TO DO » Copy all lines in which the word "document" can be found.

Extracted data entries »
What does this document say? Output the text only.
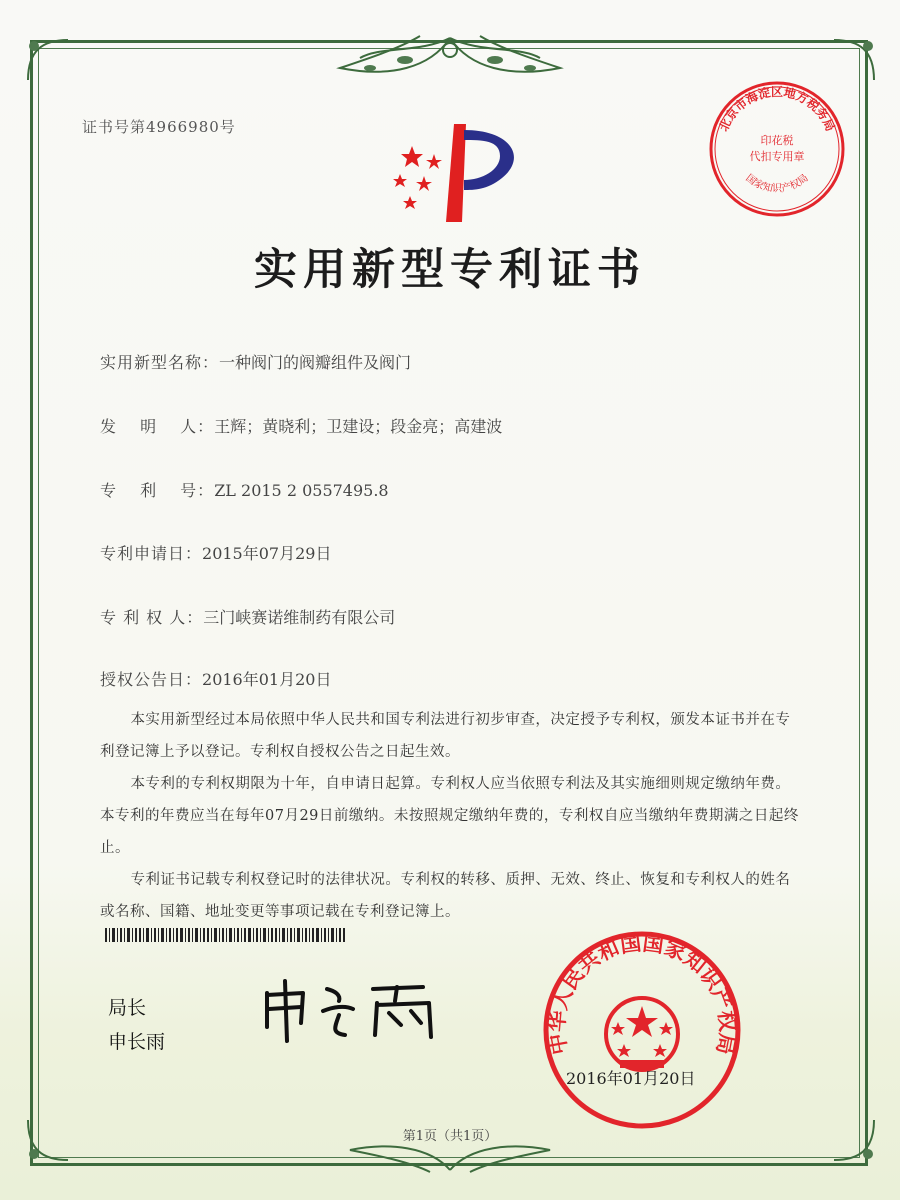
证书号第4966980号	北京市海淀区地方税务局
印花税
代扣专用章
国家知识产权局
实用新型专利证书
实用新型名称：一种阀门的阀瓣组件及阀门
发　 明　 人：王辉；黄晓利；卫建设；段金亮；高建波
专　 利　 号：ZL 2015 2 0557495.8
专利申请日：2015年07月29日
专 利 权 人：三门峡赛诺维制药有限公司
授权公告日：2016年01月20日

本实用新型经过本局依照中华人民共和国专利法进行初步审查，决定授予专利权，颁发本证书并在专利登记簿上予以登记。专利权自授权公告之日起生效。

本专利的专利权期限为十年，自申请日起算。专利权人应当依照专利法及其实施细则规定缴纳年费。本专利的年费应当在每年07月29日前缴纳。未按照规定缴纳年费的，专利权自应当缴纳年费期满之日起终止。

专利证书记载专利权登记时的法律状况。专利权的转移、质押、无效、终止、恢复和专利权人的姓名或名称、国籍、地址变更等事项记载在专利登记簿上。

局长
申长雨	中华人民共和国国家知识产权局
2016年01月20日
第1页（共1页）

---

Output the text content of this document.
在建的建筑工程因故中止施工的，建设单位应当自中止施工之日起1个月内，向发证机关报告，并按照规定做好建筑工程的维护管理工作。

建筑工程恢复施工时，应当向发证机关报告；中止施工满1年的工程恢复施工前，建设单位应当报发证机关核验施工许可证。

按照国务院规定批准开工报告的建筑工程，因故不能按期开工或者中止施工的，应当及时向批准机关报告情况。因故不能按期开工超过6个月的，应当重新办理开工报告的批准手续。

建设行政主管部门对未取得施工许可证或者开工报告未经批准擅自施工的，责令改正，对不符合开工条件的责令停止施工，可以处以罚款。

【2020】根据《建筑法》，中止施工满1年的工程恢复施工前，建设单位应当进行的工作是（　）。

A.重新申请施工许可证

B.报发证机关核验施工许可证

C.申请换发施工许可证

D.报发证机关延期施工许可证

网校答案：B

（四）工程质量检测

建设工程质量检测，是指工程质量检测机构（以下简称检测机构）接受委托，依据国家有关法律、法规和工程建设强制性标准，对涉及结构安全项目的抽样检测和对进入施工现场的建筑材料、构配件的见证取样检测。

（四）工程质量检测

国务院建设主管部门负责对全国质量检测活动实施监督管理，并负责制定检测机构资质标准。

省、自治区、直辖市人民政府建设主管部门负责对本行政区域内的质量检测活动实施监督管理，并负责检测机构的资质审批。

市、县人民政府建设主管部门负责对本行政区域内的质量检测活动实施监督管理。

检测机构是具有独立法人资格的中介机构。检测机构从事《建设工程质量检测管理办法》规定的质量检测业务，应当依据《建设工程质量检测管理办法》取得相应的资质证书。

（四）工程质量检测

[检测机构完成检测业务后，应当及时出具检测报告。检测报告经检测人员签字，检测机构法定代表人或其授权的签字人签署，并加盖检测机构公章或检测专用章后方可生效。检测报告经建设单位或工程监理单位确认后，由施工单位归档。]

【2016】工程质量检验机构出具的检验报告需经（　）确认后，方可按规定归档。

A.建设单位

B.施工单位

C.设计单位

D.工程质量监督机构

FINISHED TASK »
What does this document say? Output the text only.
Output the text content of this document.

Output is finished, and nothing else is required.